- **PROBLEM STATEMENT**: Examine the entries and show every line in which the word "Histogram" is found.

— START OF TASK INPUTS —

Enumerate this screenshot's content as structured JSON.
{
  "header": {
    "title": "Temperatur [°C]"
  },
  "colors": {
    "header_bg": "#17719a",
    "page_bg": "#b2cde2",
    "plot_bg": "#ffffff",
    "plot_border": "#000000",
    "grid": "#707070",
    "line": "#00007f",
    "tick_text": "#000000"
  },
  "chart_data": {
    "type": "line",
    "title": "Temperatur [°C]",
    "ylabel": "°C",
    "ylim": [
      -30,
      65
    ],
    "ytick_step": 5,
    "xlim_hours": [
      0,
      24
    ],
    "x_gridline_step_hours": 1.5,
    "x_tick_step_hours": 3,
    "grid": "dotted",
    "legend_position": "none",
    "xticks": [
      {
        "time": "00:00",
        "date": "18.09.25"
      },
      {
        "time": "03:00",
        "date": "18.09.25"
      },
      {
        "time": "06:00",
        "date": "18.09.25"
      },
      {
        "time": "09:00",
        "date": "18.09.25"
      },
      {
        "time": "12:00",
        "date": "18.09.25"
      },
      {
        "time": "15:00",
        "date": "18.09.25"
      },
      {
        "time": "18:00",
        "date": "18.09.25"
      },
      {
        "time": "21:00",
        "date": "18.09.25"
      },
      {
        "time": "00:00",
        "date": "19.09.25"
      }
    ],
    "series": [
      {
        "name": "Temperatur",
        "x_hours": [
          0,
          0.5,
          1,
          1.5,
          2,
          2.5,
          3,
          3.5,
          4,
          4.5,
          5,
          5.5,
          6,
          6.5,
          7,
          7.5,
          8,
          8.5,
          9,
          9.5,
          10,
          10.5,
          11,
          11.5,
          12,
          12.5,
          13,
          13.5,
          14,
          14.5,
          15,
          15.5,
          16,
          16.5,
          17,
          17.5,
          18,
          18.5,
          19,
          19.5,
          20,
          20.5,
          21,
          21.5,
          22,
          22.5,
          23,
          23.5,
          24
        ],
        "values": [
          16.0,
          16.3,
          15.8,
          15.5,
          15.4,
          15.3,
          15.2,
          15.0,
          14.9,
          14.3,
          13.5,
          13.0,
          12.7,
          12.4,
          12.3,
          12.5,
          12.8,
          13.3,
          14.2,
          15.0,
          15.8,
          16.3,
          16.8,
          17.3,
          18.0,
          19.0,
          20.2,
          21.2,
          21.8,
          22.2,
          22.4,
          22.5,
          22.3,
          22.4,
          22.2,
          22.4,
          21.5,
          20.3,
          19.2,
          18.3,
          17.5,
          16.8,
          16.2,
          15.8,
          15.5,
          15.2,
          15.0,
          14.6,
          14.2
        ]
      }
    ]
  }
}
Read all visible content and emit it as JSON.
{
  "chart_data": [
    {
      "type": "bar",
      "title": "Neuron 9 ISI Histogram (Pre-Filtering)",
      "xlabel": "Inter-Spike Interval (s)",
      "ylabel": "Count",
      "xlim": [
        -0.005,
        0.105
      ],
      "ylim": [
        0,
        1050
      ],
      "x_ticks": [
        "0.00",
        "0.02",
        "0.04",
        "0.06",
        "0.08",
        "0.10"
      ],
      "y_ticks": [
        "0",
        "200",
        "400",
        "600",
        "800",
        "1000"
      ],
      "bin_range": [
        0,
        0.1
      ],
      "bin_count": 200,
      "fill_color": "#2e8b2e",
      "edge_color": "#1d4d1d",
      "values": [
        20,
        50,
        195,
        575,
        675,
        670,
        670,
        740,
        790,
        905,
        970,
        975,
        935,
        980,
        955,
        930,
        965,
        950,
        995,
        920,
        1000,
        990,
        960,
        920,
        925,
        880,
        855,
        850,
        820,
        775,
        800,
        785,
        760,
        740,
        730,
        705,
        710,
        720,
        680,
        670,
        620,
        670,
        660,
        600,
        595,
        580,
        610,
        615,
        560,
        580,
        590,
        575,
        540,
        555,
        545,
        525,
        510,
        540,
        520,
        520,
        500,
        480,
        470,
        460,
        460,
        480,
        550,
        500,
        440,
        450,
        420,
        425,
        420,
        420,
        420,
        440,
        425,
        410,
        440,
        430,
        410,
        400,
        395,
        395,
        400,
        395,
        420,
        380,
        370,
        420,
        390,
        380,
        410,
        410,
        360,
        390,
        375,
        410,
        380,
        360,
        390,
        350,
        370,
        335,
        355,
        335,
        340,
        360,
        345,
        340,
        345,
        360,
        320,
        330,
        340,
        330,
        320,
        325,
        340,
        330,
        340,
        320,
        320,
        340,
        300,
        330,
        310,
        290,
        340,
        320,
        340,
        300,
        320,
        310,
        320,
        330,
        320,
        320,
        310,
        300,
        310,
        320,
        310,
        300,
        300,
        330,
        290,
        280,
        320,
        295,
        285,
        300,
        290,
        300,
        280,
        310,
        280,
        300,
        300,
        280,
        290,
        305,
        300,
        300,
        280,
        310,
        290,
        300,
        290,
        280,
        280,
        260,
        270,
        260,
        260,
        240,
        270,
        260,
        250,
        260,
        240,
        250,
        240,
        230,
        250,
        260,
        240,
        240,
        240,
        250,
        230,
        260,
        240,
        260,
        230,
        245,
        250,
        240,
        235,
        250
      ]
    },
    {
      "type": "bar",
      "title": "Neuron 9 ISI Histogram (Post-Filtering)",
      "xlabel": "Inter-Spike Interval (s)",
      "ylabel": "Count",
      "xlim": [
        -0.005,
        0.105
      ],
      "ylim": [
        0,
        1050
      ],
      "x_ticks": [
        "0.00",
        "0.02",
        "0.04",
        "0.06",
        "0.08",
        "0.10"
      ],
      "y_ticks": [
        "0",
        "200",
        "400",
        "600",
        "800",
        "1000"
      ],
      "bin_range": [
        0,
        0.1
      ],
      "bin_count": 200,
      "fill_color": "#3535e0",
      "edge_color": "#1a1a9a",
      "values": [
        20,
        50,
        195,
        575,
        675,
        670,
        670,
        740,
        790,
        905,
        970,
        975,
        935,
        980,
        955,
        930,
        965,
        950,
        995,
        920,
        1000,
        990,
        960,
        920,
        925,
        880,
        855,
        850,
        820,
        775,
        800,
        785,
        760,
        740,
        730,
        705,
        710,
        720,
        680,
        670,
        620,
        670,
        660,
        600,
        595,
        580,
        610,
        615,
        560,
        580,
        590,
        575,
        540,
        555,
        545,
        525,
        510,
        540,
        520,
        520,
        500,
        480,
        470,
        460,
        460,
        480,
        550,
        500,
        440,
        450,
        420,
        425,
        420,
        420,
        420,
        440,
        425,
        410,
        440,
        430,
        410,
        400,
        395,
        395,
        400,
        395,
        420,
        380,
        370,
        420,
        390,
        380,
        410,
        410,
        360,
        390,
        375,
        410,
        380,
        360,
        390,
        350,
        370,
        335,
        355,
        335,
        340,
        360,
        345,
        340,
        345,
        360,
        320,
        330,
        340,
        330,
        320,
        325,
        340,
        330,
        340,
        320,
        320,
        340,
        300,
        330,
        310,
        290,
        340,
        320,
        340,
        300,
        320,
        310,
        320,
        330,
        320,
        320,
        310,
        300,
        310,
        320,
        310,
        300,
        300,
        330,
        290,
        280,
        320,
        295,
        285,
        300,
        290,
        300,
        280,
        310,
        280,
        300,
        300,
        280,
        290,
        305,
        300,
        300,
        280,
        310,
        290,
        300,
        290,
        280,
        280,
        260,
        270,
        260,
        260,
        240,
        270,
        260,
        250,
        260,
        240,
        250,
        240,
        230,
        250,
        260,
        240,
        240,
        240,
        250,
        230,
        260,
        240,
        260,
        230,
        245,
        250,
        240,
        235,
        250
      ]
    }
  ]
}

— END OF TASK INPUTS —

- **EXERCISE RESPONSE**:
      "title": "Neuron 9 ISI Histogram (Pre-Filtering)",
      "title": "Neuron 9 ISI Histogram (Post-Filtering)",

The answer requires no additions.